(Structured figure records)
⁂
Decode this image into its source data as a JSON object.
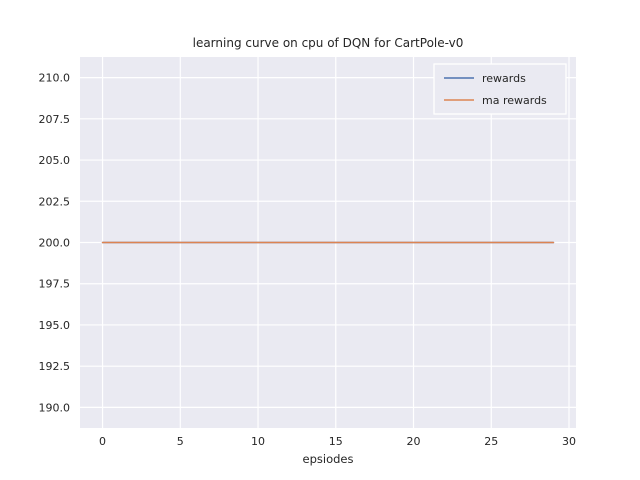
{
  "chart_data": {
    "type": "line",
    "title": "learning curve on cpu of DQN for CartPole-v0",
    "xlabel": "epsiodes",
    "ylabel": "",
    "x": [
      0,
      1,
      2,
      3,
      4,
      5,
      6,
      7,
      8,
      9,
      10,
      11,
      12,
      13,
      14,
      15,
      16,
      17,
      18,
      19,
      20,
      21,
      22,
      23,
      24,
      25,
      26,
      27,
      28,
      29
    ],
    "series": [
      {
        "name": "rewards",
        "color": "#4c72b0",
        "values": [
          200,
          200,
          200,
          200,
          200,
          200,
          200,
          200,
          200,
          200,
          200,
          200,
          200,
          200,
          200,
          200,
          200,
          200,
          200,
          200,
          200,
          200,
          200,
          200,
          200,
          200,
          200,
          200,
          200,
          200
        ]
      },
      {
        "name": "ma rewards",
        "color": "#dd8452",
        "values": [
          200,
          200,
          200,
          200,
          200,
          200,
          200,
          200,
          200,
          200,
          200,
          200,
          200,
          200,
          200,
          200,
          200,
          200,
          200,
          200,
          200,
          200,
          200,
          200,
          200,
          200,
          200,
          200,
          200,
          200
        ]
      }
    ],
    "xlim": [
      -1.45,
      30.45
    ],
    "ylim": [
      188.75,
      211.25
    ],
    "xticks": [
      0,
      5,
      10,
      15,
      20,
      25,
      30
    ],
    "xtick_labels": [
      "0",
      "5",
      "10",
      "15",
      "20",
      "25",
      "30"
    ],
    "yticks": [
      190.0,
      192.5,
      195.0,
      197.5,
      200.0,
      202.5,
      205.0,
      207.5,
      210.0
    ],
    "ytick_labels": [
      "190.0",
      "192.5",
      "195.0",
      "197.5",
      "200.0",
      "202.5",
      "205.0",
      "207.5",
      "210.0"
    ],
    "grid": true,
    "legend_position": "upper right",
    "plot_bg": "#eaeaf2",
    "grid_color": "#ffffff",
    "legend_bg": "#eaeaf2",
    "legend_border": "#ffffff",
    "text_color": "#262626"
  }
}
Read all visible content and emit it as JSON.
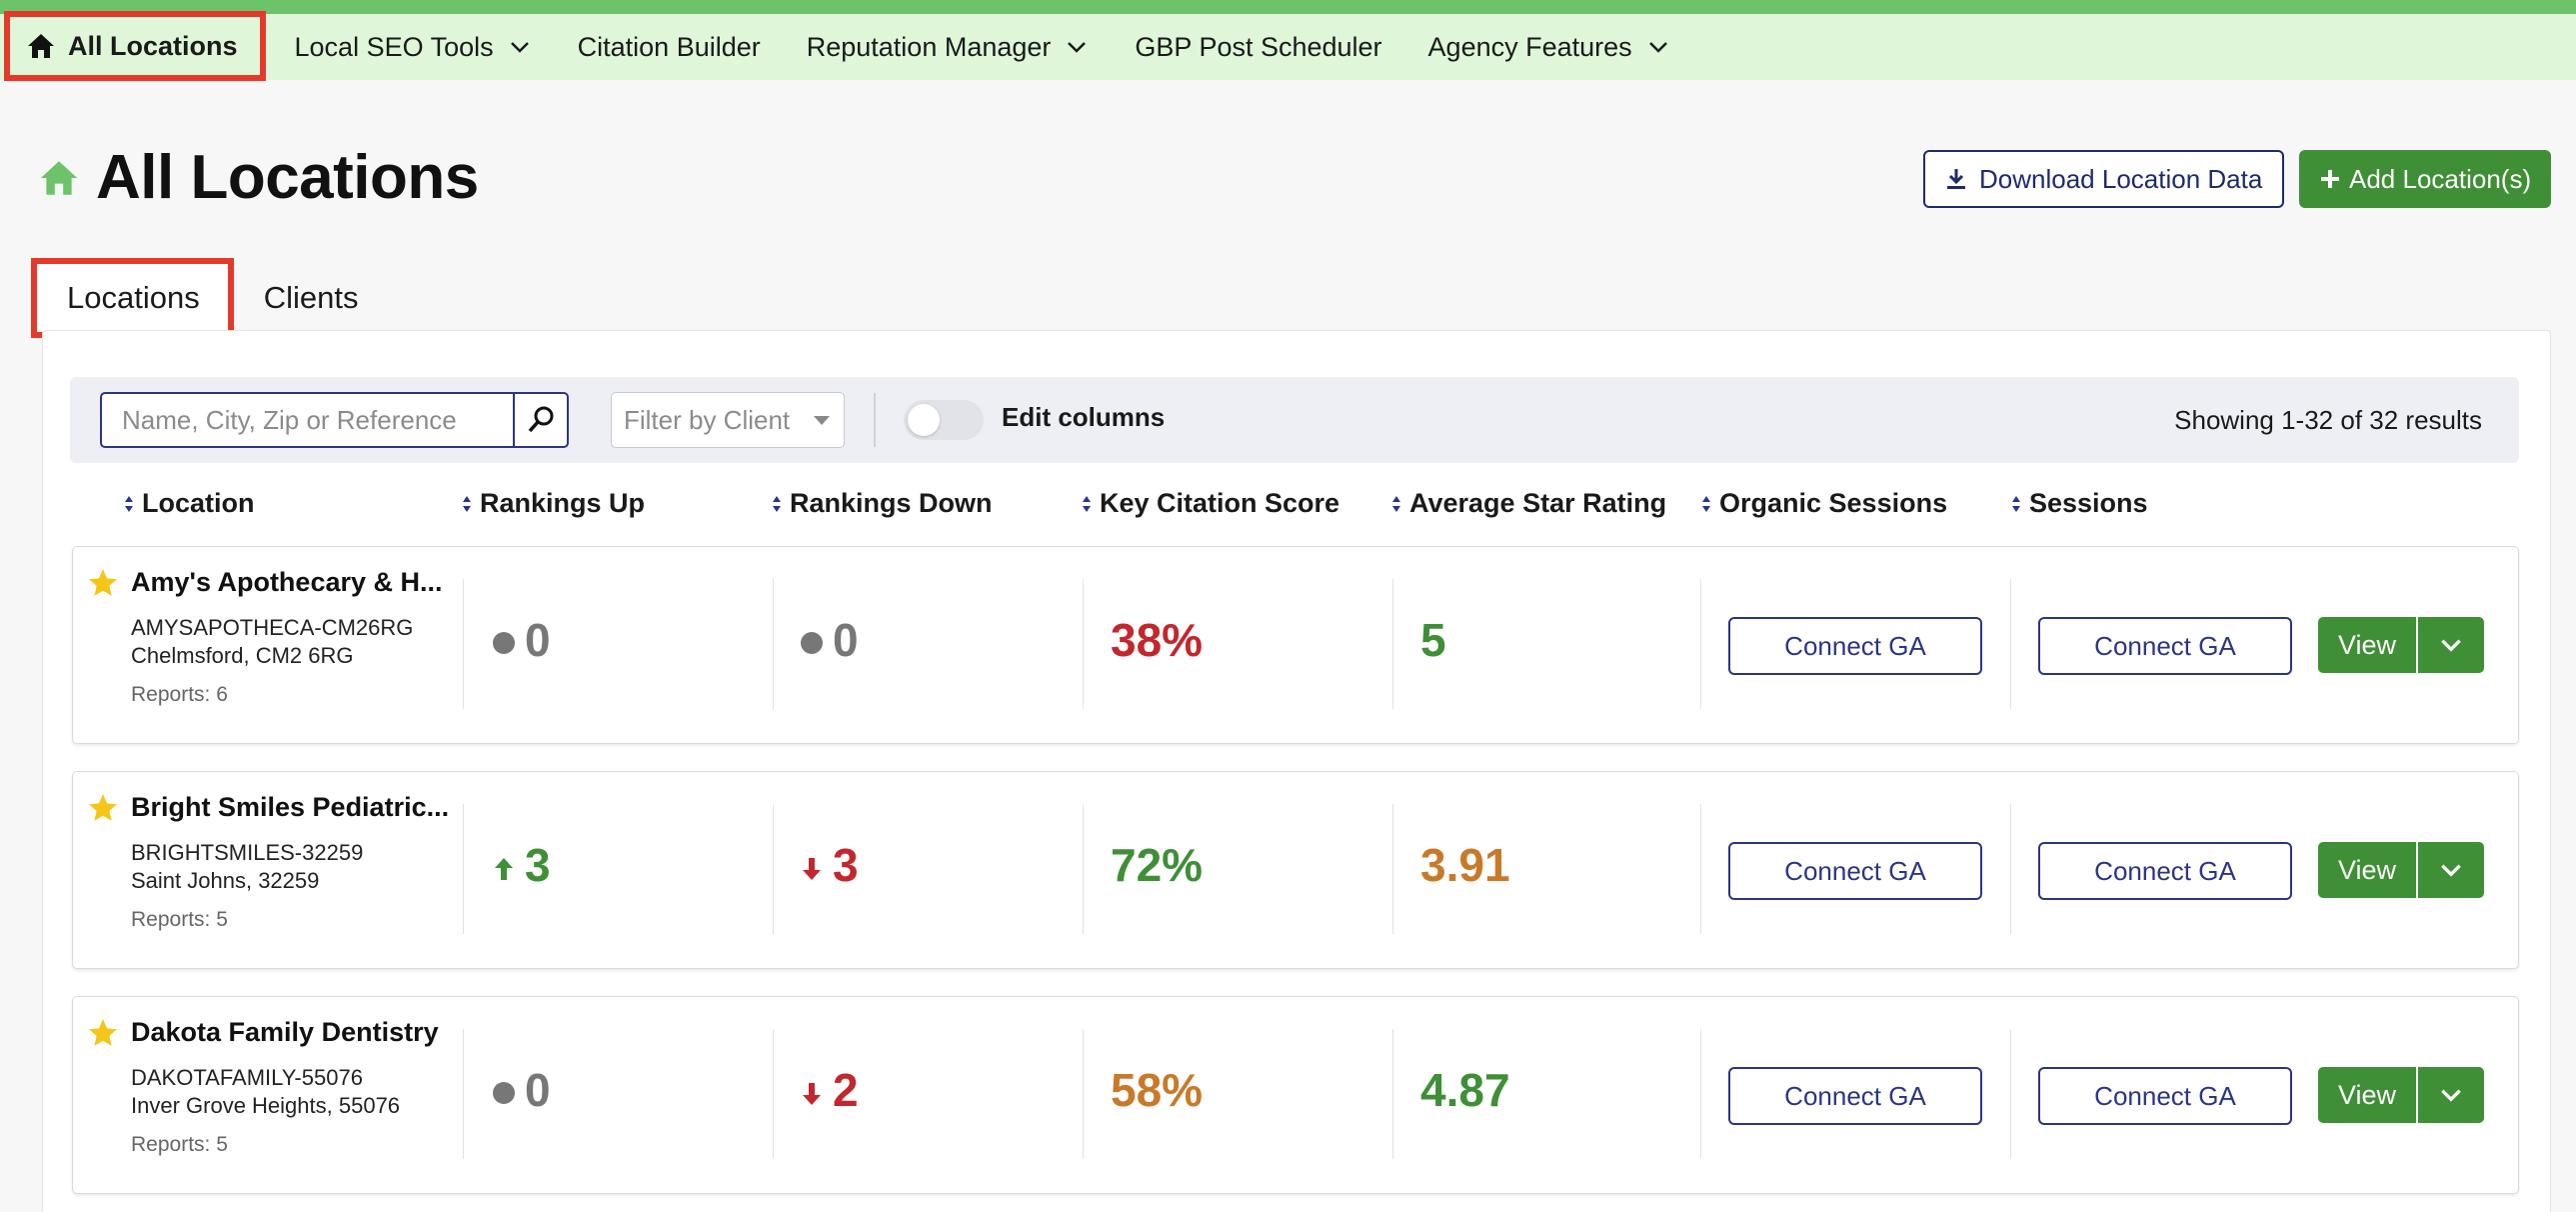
{
  "nav": {
    "items": [
      {
        "label": "All Locations"
      },
      {
        "label": "Local SEO Tools"
      },
      {
        "label": "Citation Builder"
      },
      {
        "label": "Reputation Manager"
      },
      {
        "label": "GBP Post Scheduler"
      },
      {
        "label": "Agency Features"
      }
    ]
  },
  "page": {
    "title": "All Locations",
    "download_label": "Download Location Data",
    "add_label": "Add Location(s)"
  },
  "tabs": [
    {
      "label": "Locations",
      "active": true
    },
    {
      "label": "Clients",
      "active": false
    }
  ],
  "toolbar": {
    "search_placeholder": "Name, City, Zip or Reference",
    "filter_placeholder": "Filter by Client",
    "edit_columns_label": "Edit columns",
    "showing_text": "Showing 1-32 of 32 results"
  },
  "columns": [
    "Location",
    "Rankings Up",
    "Rankings Down",
    "Key Citation Score",
    "Average Star Rating",
    "Organic Sessions",
    "Sessions"
  ],
  "rows": [
    {
      "name": "Amy's Apothecary & H...",
      "reference": "AMYSAPOTHECA-CM26RG",
      "city": "Chelmsford, CM2 6RG",
      "reports": "Reports: 6",
      "rankings_up": "0",
      "rankings_down": "0",
      "citation_score": "38%",
      "star_rating": "5",
      "organic_sessions": "Connect GA",
      "sessions": "Connect GA",
      "view_label": "View"
    },
    {
      "name": "Bright Smiles Pediatric...",
      "reference": "BRIGHTSMILES-32259",
      "city": "Saint Johns, 32259",
      "reports": "Reports: 5",
      "rankings_up": "3",
      "rankings_down": "3",
      "citation_score": "72%",
      "star_rating": "3.91",
      "organic_sessions": "Connect GA",
      "sessions": "Connect GA",
      "view_label": "View"
    },
    {
      "name": "Dakota Family Dentistry",
      "reference": "DAKOTAFAMILY-55076",
      "city": "Inver Grove Heights, 55076",
      "reports": "Reports: 5",
      "rankings_up": "0",
      "rankings_down": "2",
      "citation_score": "58%",
      "star_rating": "4.87",
      "organic_sessions": "Connect GA",
      "sessions": "Connect GA",
      "view_label": "View"
    }
  ],
  "colors": {
    "accent_green": "#3f8f36",
    "nav_bg": "#dff6d9",
    "highlight_red": "#e53a2a",
    "navy": "#2c3583",
    "positive": "#3f8f36",
    "negative": "#c2272d",
    "warning": "#c87a2a"
  }
}
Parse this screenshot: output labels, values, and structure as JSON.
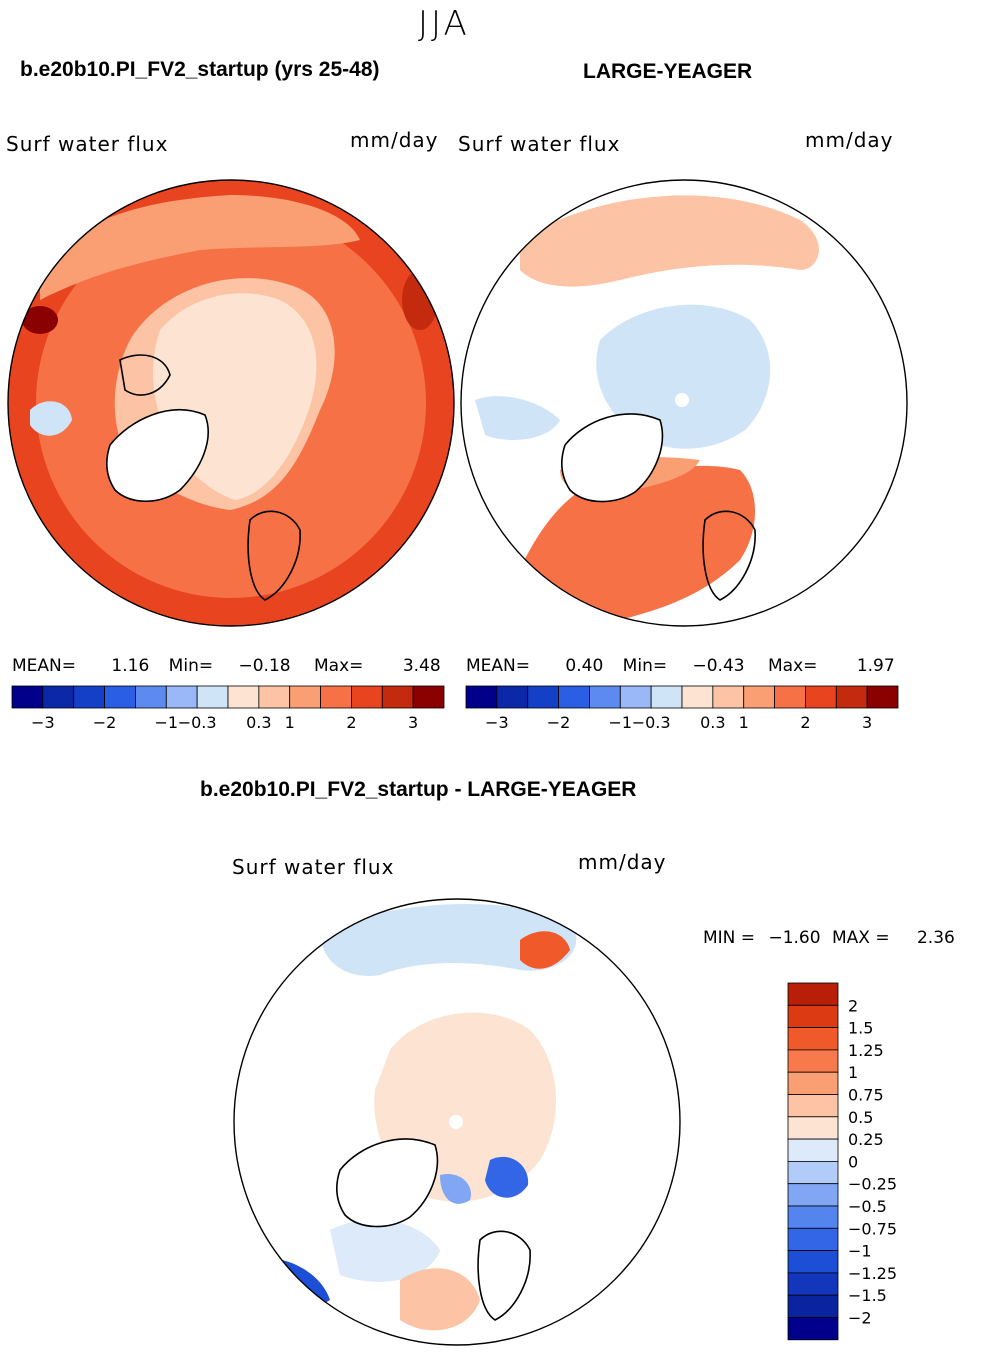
⁂
__STATED TASK__
Set out every line from the material that contains the string "columns".

__EXERCISE ANSWER__
    "edit_columns_label": "Edit columns",
  "columns": [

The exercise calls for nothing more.